** Start of EXTRACTED RECORDS **

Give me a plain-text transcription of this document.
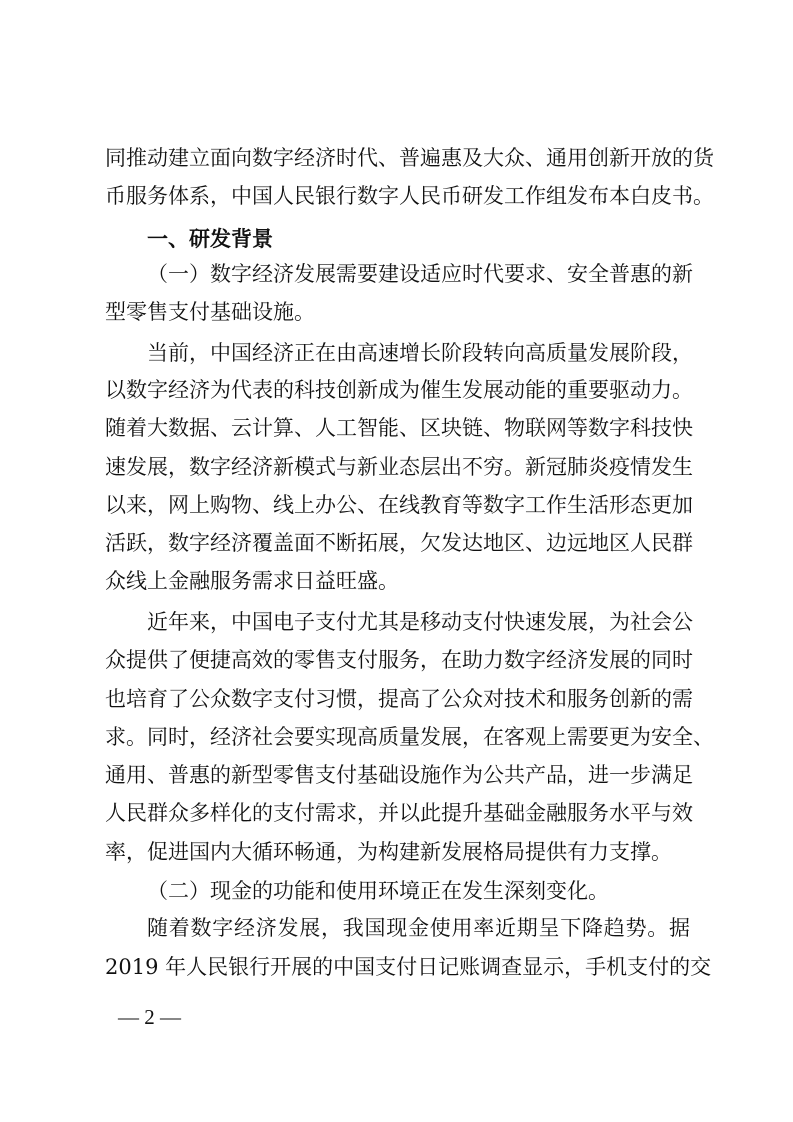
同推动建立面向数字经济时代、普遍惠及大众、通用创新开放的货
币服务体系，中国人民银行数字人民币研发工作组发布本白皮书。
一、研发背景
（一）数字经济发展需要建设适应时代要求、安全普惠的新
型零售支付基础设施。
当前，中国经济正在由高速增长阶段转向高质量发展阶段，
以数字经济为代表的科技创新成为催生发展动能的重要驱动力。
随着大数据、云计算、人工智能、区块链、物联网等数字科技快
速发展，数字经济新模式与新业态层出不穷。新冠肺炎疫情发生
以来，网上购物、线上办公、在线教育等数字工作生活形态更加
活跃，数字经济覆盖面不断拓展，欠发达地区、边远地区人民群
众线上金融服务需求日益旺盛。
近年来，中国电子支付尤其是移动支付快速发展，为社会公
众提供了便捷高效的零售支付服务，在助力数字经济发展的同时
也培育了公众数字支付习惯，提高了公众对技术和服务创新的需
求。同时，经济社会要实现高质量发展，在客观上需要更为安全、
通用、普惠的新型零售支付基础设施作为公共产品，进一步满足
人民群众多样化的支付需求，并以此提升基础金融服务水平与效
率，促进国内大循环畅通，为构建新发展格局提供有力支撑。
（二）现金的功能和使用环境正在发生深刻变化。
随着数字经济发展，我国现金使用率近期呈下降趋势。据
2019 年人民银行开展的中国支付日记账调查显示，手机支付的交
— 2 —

** End of EXTRACTED RECORDS **

WRITTEN REQUEST: Output a faithful copy of the data, with each picture left out.

WRITTEN SOLUTION:
Give me a plain-text transcription of this document.
同推动建立面向数字经济时代、普遍惠及大众、通用创新开放的货
币服务体系，中国人民银行数字人民币研发工作组发布本白皮书。
一、研发背景
（一）数字经济发展需要建设适应时代要求、安全普惠的新
型零售支付基础设施。
当前，中国经济正在由高速增长阶段转向高质量发展阶段，
以数字经济为代表的科技创新成为催生发展动能的重要驱动力。
随着大数据、云计算、人工智能、区块链、物联网等数字科技快
速发展，数字经济新模式与新业态层出不穷。新冠肺炎疫情发生
以来，网上购物、线上办公、在线教育等数字工作生活形态更加
活跃，数字经济覆盖面不断拓展，欠发达地区、边远地区人民群
众线上金融服务需求日益旺盛。
近年来，中国电子支付尤其是移动支付快速发展，为社会公
众提供了便捷高效的零售支付服务，在助力数字经济发展的同时
也培育了公众数字支付习惯，提高了公众对技术和服务创新的需
求。同时，经济社会要实现高质量发展，在客观上需要更为安全、
通用、普惠的新型零售支付基础设施作为公共产品，进一步满足
人民群众多样化的支付需求，并以此提升基础金融服务水平与效
率，促进国内大循环畅通，为构建新发展格局提供有力支撑。
（二）现金的功能和使用环境正在发生深刻变化。
随着数字经济发展，我国现金使用率近期呈下降趋势。据
2019 年人民银行开展的中国支付日记账调查显示，手机支付的交
— 2 —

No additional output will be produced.